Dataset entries
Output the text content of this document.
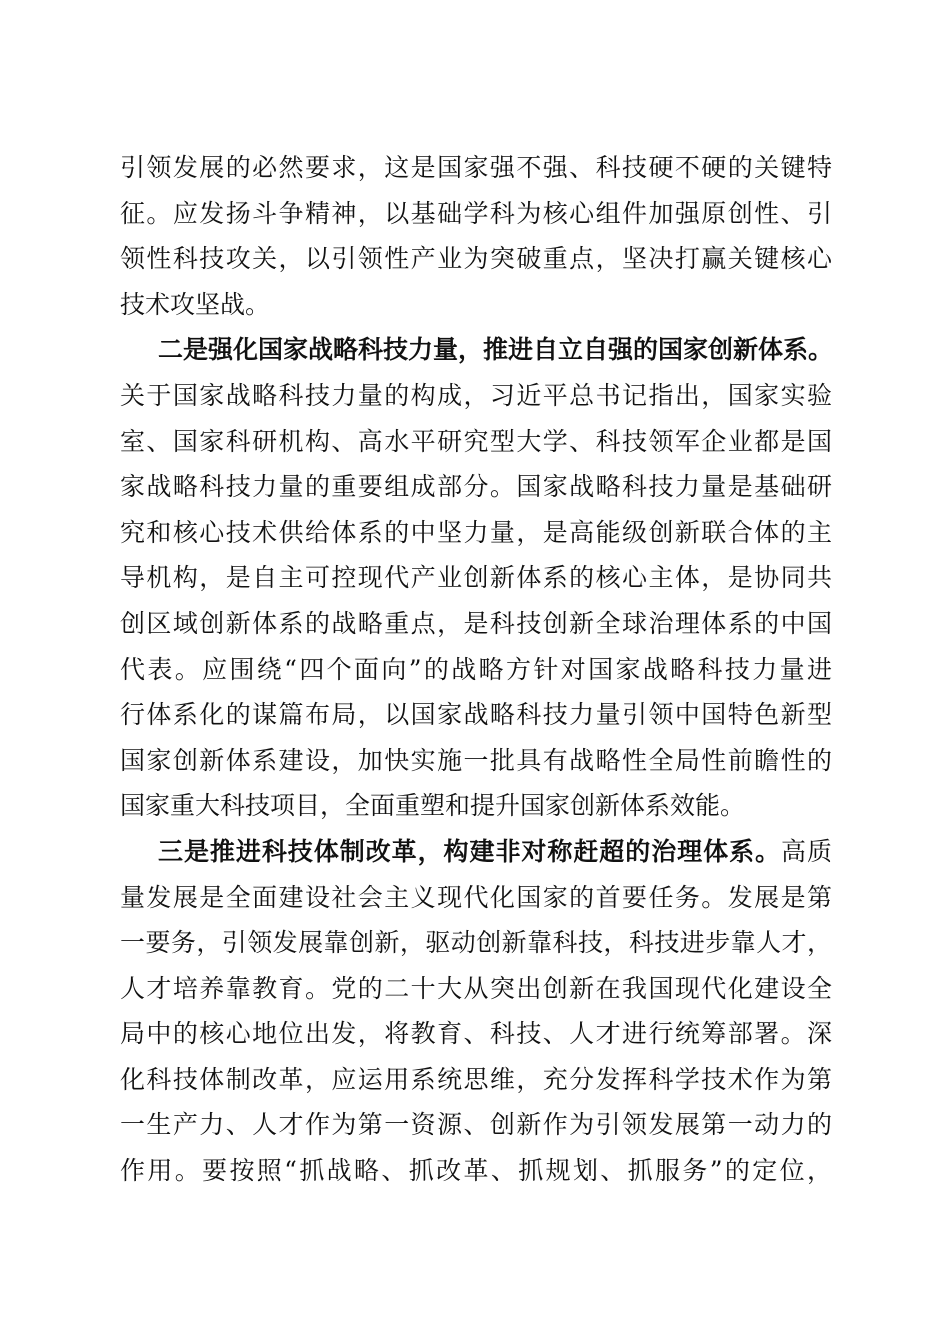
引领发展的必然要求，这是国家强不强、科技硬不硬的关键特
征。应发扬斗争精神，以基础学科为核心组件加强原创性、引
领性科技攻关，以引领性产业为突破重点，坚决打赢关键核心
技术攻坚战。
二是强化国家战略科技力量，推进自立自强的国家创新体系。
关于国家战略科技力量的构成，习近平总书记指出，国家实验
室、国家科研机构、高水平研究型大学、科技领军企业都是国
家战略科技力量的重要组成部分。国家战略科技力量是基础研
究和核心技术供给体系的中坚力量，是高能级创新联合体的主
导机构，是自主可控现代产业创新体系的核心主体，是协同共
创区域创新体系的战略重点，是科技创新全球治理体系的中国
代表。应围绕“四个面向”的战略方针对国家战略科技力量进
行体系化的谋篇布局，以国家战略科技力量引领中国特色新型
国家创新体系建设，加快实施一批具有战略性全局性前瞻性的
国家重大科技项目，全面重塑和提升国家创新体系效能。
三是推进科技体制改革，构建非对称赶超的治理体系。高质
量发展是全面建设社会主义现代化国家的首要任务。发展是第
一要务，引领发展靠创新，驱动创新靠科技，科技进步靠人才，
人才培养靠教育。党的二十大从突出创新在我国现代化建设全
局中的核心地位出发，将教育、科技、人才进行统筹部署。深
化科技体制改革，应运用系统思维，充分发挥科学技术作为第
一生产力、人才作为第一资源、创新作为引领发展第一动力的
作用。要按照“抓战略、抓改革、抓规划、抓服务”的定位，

--- STATED GOAL ---
Transcribe all the data word for word; the images stay out.

--- FINAL RESULT ---
Output the text content of this document.
引领发展的必然要求，这是国家强不强、科技硬不硬的关键特
征。应发扬斗争精神，以基础学科为核心组件加强原创性、引
领性科技攻关，以引领性产业为突破重点，坚决打赢关键核心
技术攻坚战。
二是强化国家战略科技力量，推进自立自强的国家创新体系。
关于国家战略科技力量的构成，习近平总书记指出，国家实验
室、国家科研机构、高水平研究型大学、科技领军企业都是国
家战略科技力量的重要组成部分。国家战略科技力量是基础研
究和核心技术供给体系的中坚力量，是高能级创新联合体的主
导机构，是自主可控现代产业创新体系的核心主体，是协同共
创区域创新体系的战略重点，是科技创新全球治理体系的中国
代表。应围绕“四个面向”的战略方针对国家战略科技力量进
行体系化的谋篇布局，以国家战略科技力量引领中国特色新型
国家创新体系建设，加快实施一批具有战略性全局性前瞻性的
国家重大科技项目，全面重塑和提升国家创新体系效能。
三是推进科技体制改革，构建非对称赶超的治理体系。高质
量发展是全面建设社会主义现代化国家的首要任务。发展是第
一要务，引领发展靠创新，驱动创新靠科技，科技进步靠人才，
人才培养靠教育。党的二十大从突出创新在我国现代化建设全
局中的核心地位出发，将教育、科技、人才进行统筹部署。深
化科技体制改革，应运用系统思维，充分发挥科学技术作为第
一生产力、人才作为第一资源、创新作为引领发展第一动力的
作用。要按照“抓战略、抓改革、抓规划、抓服务”的定位，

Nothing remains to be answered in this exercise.